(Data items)
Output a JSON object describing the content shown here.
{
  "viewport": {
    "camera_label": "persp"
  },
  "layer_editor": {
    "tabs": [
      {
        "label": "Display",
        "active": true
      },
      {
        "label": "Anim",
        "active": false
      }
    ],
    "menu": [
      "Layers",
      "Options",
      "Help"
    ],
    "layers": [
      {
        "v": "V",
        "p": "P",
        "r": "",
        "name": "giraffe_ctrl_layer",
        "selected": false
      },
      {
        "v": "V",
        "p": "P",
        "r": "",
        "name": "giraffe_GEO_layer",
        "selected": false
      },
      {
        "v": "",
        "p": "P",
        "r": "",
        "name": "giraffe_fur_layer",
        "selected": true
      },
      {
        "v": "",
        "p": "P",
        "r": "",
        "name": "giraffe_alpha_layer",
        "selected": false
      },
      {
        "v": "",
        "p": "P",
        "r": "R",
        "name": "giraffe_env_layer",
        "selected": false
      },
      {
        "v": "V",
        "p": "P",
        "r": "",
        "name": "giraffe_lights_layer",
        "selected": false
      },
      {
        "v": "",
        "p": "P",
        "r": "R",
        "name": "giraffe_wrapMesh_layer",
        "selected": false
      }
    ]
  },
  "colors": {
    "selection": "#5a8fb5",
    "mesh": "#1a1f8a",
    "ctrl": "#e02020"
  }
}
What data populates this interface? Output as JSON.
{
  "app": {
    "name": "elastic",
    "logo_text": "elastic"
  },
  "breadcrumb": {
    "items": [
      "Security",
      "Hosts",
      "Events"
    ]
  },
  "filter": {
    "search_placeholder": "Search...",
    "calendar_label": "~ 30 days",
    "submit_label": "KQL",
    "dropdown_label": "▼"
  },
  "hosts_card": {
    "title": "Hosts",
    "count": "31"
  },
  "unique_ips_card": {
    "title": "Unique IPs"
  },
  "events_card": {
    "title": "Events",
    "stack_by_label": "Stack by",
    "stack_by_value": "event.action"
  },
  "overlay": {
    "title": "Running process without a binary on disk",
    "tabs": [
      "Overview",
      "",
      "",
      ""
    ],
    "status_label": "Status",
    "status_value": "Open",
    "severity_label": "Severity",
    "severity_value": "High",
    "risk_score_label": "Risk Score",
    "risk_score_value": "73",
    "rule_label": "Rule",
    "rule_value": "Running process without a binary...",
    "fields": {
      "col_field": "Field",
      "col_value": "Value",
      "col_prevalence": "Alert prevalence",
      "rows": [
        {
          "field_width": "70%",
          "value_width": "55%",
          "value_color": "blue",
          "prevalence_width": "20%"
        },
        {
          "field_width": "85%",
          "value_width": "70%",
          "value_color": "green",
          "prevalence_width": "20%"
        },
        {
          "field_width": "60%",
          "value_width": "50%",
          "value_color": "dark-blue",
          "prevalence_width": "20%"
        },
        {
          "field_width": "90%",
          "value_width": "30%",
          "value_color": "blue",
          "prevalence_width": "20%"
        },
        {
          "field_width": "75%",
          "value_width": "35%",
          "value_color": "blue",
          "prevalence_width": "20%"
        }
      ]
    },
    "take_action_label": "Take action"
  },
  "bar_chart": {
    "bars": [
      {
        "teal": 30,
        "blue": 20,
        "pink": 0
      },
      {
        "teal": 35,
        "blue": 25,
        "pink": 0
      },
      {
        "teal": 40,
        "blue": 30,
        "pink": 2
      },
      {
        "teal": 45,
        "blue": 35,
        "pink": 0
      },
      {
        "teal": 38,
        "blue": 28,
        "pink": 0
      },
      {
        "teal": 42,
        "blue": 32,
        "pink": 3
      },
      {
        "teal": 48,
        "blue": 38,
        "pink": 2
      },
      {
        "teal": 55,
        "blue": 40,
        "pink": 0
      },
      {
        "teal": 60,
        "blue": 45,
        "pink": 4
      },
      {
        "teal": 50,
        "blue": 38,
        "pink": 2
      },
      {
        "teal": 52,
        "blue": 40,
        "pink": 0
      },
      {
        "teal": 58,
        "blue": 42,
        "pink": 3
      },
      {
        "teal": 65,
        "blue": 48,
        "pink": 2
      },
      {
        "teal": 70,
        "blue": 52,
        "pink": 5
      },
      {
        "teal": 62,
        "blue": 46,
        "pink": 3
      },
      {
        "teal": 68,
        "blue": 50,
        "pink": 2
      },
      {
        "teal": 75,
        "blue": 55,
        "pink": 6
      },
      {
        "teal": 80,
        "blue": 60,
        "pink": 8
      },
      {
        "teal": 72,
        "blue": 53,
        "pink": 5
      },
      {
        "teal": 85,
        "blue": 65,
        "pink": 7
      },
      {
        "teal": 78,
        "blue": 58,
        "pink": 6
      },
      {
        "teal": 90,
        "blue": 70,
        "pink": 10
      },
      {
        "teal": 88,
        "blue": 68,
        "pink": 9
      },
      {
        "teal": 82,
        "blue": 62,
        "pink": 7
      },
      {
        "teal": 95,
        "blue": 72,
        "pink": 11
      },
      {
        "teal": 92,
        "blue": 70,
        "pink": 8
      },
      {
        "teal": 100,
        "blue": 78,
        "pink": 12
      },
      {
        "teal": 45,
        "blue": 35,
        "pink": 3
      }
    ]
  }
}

Problem to work on -
Please set down the whole listing above without altering a single line.

Written solution -
Output a JSON object describing the content shown here.
{
  "viewport": {
    "camera_label": "persp"
  },
  "layer_editor": {
    "tabs": [
      {
        "label": "Display",
        "active": true
      },
      {
        "label": "Anim",
        "active": false
      }
    ],
    "menu": [
      "Layers",
      "Options",
      "Help"
    ],
    "layers": [
      {
        "v": "V",
        "p": "P",
        "r": "",
        "name": "giraffe_ctrl_layer",
        "selected": false
      },
      {
        "v": "V",
        "p": "P",
        "r": "",
        "name": "giraffe_GEO_layer",
        "selected": false
      },
      {
        "v": "",
        "p": "P",
        "r": "",
        "name": "giraffe_fur_layer",
        "selected": true
      },
      {
        "v": "",
        "p": "P",
        "r": "",
        "name": "giraffe_alpha_layer",
        "selected": false
      },
      {
        "v": "",
        "p": "P",
        "r": "R",
        "name": "giraffe_env_layer",
        "selected": false
      },
      {
        "v": "V",
        "p": "P",
        "r": "",
        "name": "giraffe_lights_layer",
        "selected": false
      },
      {
        "v": "",
        "p": "P",
        "r": "R",
        "name": "giraffe_wrapMesh_layer",
        "selected": false
      }
    ]
  },
  "colors": {
    "selection": "#5a8fb5",
    "mesh": "#1a1f8a",
    "ctrl": "#e02020"
  }
}
What data populates this interface? Output as JSON.
{
  "app": {
    "name": "elastic",
    "logo_text": "elastic"
  },
  "breadcrumb": {
    "items": [
      "Security",
      "Hosts",
      "Events"
    ]
  },
  "filter": {
    "search_placeholder": "Search...",
    "calendar_label": "~ 30 days",
    "submit_label": "KQL",
    "dropdown_label": "▼"
  },
  "hosts_card": {
    "title": "Hosts",
    "count": "31"
  },
  "unique_ips_card": {
    "title": "Unique IPs"
  },
  "events_card": {
    "title": "Events",
    "stack_by_label": "Stack by",
    "stack_by_value": "event.action"
  },
  "overlay": {
    "title": "Running process without a binary on disk",
    "tabs": [
      "Overview",
      "",
      "",
      ""
    ],
    "status_label": "Status",
    "status_value": "Open",
    "severity_label": "Severity",
    "severity_value": "High",
    "risk_score_label": "Risk Score",
    "risk_score_value": "73",
    "rule_label": "Rule",
    "rule_value": "Running process without a binary...",
    "fields": {
      "col_field": "Field",
      "col_value": "Value",
      "col_prevalence": "Alert prevalence",
      "rows": [
        {
          "field_width": "70%",
          "value_width": "55%",
          "value_color": "blue",
          "prevalence_width": "20%"
        },
        {
          "field_width": "85%",
          "value_width": "70%",
          "value_color": "green",
          "prevalence_width": "20%"
        },
        {
          "field_width": "60%",
          "value_width": "50%",
          "value_color": "dark-blue",
          "prevalence_width": "20%"
        },
        {
          "field_width": "90%",
          "value_width": "30%",
          "value_color": "blue",
          "prevalence_width": "20%"
        },
        {
          "field_width": "75%",
          "value_width": "35%",
          "value_color": "blue",
          "prevalence_width": "20%"
        }
      ]
    },
    "take_action_label": "Take action"
  },
  "bar_chart": {
    "bars": [
      {
        "teal": 30,
        "blue": 20,
        "pink": 0
      },
      {
        "teal": 35,
        "blue": 25,
        "pink": 0
      },
      {
        "teal": 40,
        "blue": 30,
        "pink": 2
      },
      {
        "teal": 45,
        "blue": 35,
        "pink": 0
      },
      {
        "teal": 38,
        "blue": 28,
        "pink": 0
      },
      {
        "teal": 42,
        "blue": 32,
        "pink": 3
      },
      {
        "teal": 48,
        "blue": 38,
        "pink": 2
      },
      {
        "teal": 55,
        "blue": 40,
        "pink": 0
      },
      {
        "teal": 60,
        "blue": 45,
        "pink": 4
      },
      {
        "teal": 50,
        "blue": 38,
        "pink": 2
      },
      {
        "teal": 52,
        "blue": 40,
        "pink": 0
      },
      {
        "teal": 58,
        "blue": 42,
        "pink": 3
      },
      {
        "teal": 65,
        "blue": 48,
        "pink": 2
      },
      {
        "teal": 70,
        "blue": 52,
        "pink": 5
      },
      {
        "teal": 62,
        "blue": 46,
        "pink": 3
      },
      {
        "teal": 68,
        "blue": 50,
        "pink": 2
      },
      {
        "teal": 75,
        "blue": 55,
        "pink": 6
      },
      {
        "teal": 80,
        "blue": 60,
        "pink": 8
      },
      {
        "teal": 72,
        "blue": 53,
        "pink": 5
      },
      {
        "teal": 85,
        "blue": 65,
        "pink": 7
      },
      {
        "teal": 78,
        "blue": 58,
        "pink": 6
      },
      {
        "teal": 90,
        "blue": 70,
        "pink": 10
      },
      {
        "teal": 88,
        "blue": 68,
        "pink": 9
      },
      {
        "teal": 82,
        "blue": 62,
        "pink": 7
      },
      {
        "teal": 95,
        "blue": 72,
        "pink": 11
      },
      {
        "teal": 92,
        "blue": 70,
        "pink": 8
      },
      {
        "teal": 100,
        "blue": 78,
        "pink": 12
      },
      {
        "teal": 45,
        "blue": 35,
        "pink": 3
      }
    ]
  }
}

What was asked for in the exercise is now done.